GIVEN PROBLEM: Check every line below for the word "JSON" and copy each one that has it.

SOURCE MATERIAL:
============================================================

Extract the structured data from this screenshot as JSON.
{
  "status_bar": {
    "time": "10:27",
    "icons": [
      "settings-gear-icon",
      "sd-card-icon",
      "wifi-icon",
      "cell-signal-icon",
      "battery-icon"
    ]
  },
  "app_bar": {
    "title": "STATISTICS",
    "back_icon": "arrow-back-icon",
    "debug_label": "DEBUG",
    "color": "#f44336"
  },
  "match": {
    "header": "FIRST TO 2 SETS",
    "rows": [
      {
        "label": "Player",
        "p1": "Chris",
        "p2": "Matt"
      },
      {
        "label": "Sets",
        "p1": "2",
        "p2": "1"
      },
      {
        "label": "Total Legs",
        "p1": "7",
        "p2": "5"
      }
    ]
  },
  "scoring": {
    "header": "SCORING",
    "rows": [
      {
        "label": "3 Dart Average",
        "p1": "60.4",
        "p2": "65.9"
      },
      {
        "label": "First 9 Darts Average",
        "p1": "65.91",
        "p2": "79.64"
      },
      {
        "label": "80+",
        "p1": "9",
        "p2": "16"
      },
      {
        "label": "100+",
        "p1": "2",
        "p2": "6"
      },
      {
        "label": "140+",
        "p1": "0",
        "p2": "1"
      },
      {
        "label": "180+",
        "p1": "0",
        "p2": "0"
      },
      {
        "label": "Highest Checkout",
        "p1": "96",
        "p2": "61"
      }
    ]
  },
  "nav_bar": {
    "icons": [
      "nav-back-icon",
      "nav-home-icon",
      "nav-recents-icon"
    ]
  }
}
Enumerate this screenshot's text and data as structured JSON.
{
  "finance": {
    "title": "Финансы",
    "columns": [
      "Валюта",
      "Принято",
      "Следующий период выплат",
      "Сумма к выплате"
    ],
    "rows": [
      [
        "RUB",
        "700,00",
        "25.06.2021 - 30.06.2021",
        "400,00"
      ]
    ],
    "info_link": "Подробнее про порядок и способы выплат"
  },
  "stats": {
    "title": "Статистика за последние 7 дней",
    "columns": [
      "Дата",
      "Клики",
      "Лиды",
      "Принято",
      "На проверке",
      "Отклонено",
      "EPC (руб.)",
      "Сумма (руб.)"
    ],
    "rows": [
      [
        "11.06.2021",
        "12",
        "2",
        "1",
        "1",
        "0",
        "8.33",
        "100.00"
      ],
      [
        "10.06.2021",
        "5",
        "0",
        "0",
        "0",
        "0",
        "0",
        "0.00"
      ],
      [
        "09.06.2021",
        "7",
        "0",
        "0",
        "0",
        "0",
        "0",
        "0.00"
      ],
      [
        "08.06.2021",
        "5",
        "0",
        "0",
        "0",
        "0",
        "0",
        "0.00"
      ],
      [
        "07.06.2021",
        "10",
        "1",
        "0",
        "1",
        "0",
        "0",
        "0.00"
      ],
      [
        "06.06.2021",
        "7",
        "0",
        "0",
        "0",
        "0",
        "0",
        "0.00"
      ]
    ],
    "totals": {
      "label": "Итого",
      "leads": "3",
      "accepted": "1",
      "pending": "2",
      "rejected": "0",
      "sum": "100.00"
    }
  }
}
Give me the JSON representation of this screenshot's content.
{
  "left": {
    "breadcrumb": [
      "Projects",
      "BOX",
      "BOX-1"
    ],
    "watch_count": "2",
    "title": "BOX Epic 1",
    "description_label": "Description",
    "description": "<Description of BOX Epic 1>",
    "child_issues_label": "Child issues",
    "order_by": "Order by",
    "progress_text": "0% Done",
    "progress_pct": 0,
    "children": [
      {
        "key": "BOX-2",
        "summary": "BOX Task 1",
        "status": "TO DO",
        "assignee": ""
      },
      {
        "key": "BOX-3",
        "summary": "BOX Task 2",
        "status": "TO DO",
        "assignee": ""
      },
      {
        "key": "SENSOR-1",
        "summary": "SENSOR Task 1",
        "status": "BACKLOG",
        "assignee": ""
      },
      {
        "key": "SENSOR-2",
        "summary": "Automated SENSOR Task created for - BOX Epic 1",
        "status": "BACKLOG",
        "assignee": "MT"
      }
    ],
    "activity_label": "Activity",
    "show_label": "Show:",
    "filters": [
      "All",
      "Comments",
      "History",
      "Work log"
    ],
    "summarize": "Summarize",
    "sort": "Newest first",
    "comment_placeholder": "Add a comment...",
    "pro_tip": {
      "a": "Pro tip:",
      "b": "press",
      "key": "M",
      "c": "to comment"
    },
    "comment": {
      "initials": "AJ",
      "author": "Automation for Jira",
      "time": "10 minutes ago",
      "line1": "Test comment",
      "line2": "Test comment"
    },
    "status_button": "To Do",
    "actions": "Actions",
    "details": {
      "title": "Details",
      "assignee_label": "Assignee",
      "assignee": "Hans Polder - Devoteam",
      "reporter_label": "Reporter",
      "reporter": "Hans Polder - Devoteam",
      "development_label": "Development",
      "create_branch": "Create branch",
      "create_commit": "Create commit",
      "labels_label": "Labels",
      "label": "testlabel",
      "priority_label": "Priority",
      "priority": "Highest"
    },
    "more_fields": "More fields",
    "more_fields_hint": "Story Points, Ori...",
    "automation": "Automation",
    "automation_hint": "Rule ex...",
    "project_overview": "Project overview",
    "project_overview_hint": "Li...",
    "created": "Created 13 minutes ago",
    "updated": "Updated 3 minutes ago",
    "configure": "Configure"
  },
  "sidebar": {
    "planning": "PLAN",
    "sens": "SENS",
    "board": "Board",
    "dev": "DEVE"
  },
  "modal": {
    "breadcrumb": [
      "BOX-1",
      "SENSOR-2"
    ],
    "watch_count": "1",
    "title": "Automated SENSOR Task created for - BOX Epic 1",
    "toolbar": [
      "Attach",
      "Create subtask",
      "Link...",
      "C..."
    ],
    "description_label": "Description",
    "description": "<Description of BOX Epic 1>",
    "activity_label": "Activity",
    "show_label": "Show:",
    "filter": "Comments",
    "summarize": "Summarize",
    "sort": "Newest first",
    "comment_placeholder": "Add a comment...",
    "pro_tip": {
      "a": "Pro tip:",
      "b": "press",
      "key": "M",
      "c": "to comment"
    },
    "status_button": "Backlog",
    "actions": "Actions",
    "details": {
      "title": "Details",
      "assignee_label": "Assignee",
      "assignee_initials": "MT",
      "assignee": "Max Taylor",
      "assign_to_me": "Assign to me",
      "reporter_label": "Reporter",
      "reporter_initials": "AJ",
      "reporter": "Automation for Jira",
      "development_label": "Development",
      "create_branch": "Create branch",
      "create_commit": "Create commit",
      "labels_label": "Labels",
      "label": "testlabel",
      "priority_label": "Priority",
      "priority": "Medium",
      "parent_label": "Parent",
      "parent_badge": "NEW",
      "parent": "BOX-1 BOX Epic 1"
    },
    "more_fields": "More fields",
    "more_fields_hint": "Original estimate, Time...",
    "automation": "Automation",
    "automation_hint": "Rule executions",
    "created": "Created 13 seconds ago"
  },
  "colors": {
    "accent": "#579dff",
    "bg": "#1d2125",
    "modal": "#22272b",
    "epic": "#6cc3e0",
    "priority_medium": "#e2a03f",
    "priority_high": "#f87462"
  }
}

============================================================

WORKED ANSWER:
Extract the structured data from this screenshot as JSON.
Enumerate this screenshot's text and data as structured JSON.
Give me the JSON representation of this screenshot's content.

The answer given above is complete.